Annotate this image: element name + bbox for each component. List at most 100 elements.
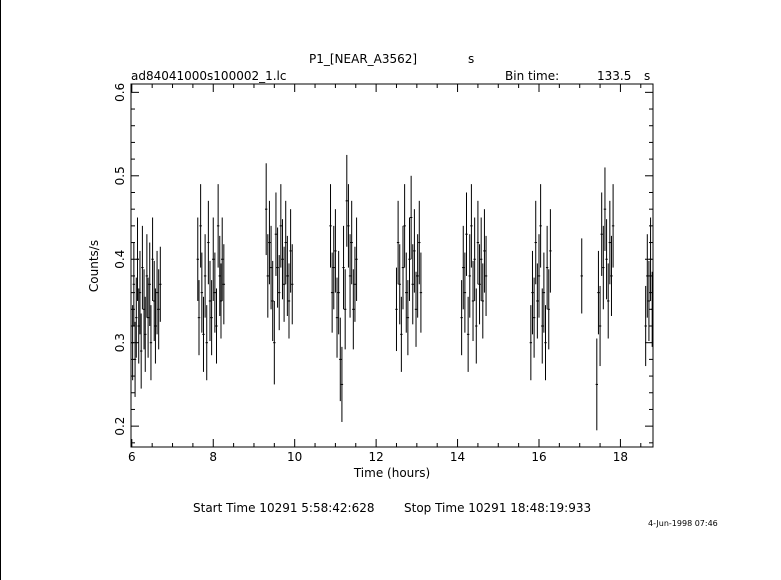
data-point bbox=[269, 225, 273, 310]
y-tick-label: 0.4 bbox=[113, 250, 127, 269]
data-point bbox=[347, 184, 350, 268]
data-point bbox=[598, 285, 602, 367]
data-point bbox=[411, 244, 414, 325]
data-point bbox=[340, 346, 344, 422]
data-point bbox=[536, 263, 539, 339]
data-point bbox=[133, 321, 137, 397]
data-point bbox=[132, 242, 136, 326]
data-point bbox=[403, 184, 406, 268]
data-point bbox=[145, 234, 149, 318]
data-point bbox=[541, 288, 544, 364]
data-point bbox=[483, 209, 486, 293]
data-point bbox=[607, 263, 610, 339]
data-point bbox=[484, 235, 488, 316]
data-point bbox=[196, 217, 199, 301]
data-point bbox=[398, 244, 401, 325]
y-tick-label: 0.2 bbox=[113, 417, 127, 436]
data-point bbox=[148, 242, 151, 326]
data-point bbox=[650, 271, 654, 347]
data-point bbox=[345, 154, 349, 247]
data-point bbox=[282, 246, 286, 322]
data-point bbox=[212, 217, 215, 301]
data-point bbox=[600, 192, 603, 276]
chart-title-unit: s bbox=[468, 52, 475, 66]
axis-ticks bbox=[131, 84, 653, 447]
data-point bbox=[271, 260, 274, 342]
data-point bbox=[649, 217, 652, 301]
data-point bbox=[580, 238, 583, 314]
data-point bbox=[544, 305, 547, 381]
data-point bbox=[476, 200, 480, 285]
data-point bbox=[355, 217, 358, 301]
data-point bbox=[597, 250, 600, 335]
data-point bbox=[409, 175, 413, 260]
bin-time-label: Bin time: bbox=[505, 69, 560, 83]
data-point bbox=[481, 263, 485, 339]
data-point bbox=[278, 255, 281, 331]
data-point bbox=[216, 184, 220, 268]
data-point bbox=[408, 217, 411, 301]
data-point bbox=[287, 263, 291, 339]
data-point bbox=[534, 200, 537, 285]
data-point bbox=[475, 288, 478, 364]
x-tick-labels: 6 8 10 12 14 16 18 bbox=[128, 450, 628, 464]
data-point bbox=[264, 163, 268, 256]
file-name: ad84041000s100002_1.lc bbox=[131, 69, 287, 83]
data-point bbox=[479, 217, 483, 301]
data-point bbox=[281, 219, 284, 300]
data-point bbox=[279, 184, 283, 268]
data-point bbox=[155, 250, 159, 335]
data-point bbox=[330, 252, 334, 333]
data-point bbox=[460, 280, 463, 356]
data-point bbox=[202, 296, 205, 372]
data-point bbox=[532, 277, 536, 358]
data-point bbox=[608, 200, 612, 285]
data-point bbox=[419, 252, 423, 333]
data-point bbox=[478, 244, 481, 325]
data-point bbox=[414, 271, 418, 347]
data-point bbox=[644, 285, 647, 367]
data-point bbox=[334, 209, 337, 293]
data-point bbox=[146, 277, 150, 358]
data-point bbox=[339, 317, 342, 402]
data-point bbox=[203, 234, 207, 318]
data-point bbox=[205, 305, 208, 381]
data-point bbox=[549, 209, 552, 293]
data-point bbox=[210, 280, 213, 356]
data-point bbox=[274, 192, 278, 276]
data-point bbox=[396, 200, 400, 285]
data-point bbox=[531, 250, 534, 335]
data-point bbox=[332, 225, 335, 310]
data-point bbox=[135, 277, 138, 358]
data-point bbox=[291, 244, 294, 325]
data-point bbox=[647, 260, 651, 342]
data-point bbox=[405, 252, 408, 333]
data-point bbox=[595, 338, 599, 431]
data-point bbox=[602, 225, 605, 310]
data-point bbox=[465, 192, 468, 276]
data-point bbox=[348, 234, 352, 318]
chart-title: P1_[NEAR_A3562] bbox=[309, 52, 418, 66]
data-point bbox=[207, 200, 210, 285]
data-point bbox=[144, 296, 147, 372]
data-point bbox=[215, 288, 218, 364]
x-tick-label: 18 bbox=[613, 450, 628, 464]
data-point bbox=[352, 269, 355, 350]
data-point bbox=[406, 280, 410, 356]
x-tick-label: 16 bbox=[531, 450, 546, 464]
data-point bbox=[539, 184, 542, 268]
x-tick-label: 14 bbox=[450, 450, 465, 464]
data-point bbox=[401, 225, 405, 310]
bin-time-value: 133.5 bbox=[597, 69, 632, 83]
data-point bbox=[335, 277, 339, 358]
data-point bbox=[337, 250, 340, 335]
y-tick-label: 0.5 bbox=[113, 166, 127, 185]
data-point bbox=[547, 269, 550, 350]
data-point bbox=[605, 219, 608, 300]
data-point bbox=[222, 244, 226, 325]
data-point bbox=[470, 184, 473, 268]
y-tick-labels: 0.2 0.3 0.4 0.5 0.6 bbox=[113, 83, 127, 436]
data-point bbox=[466, 296, 470, 372]
data-point bbox=[646, 234, 649, 318]
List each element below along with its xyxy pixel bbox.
• • •
* Set exercise *
Pick out and copy each line of the entries above in which the word "time" appears.

* Finished answer *
bin-time-label: Bin time: bbox=[505, 69, 560, 83]
bin-time-value: 133.5 bbox=[597, 69, 632, 83]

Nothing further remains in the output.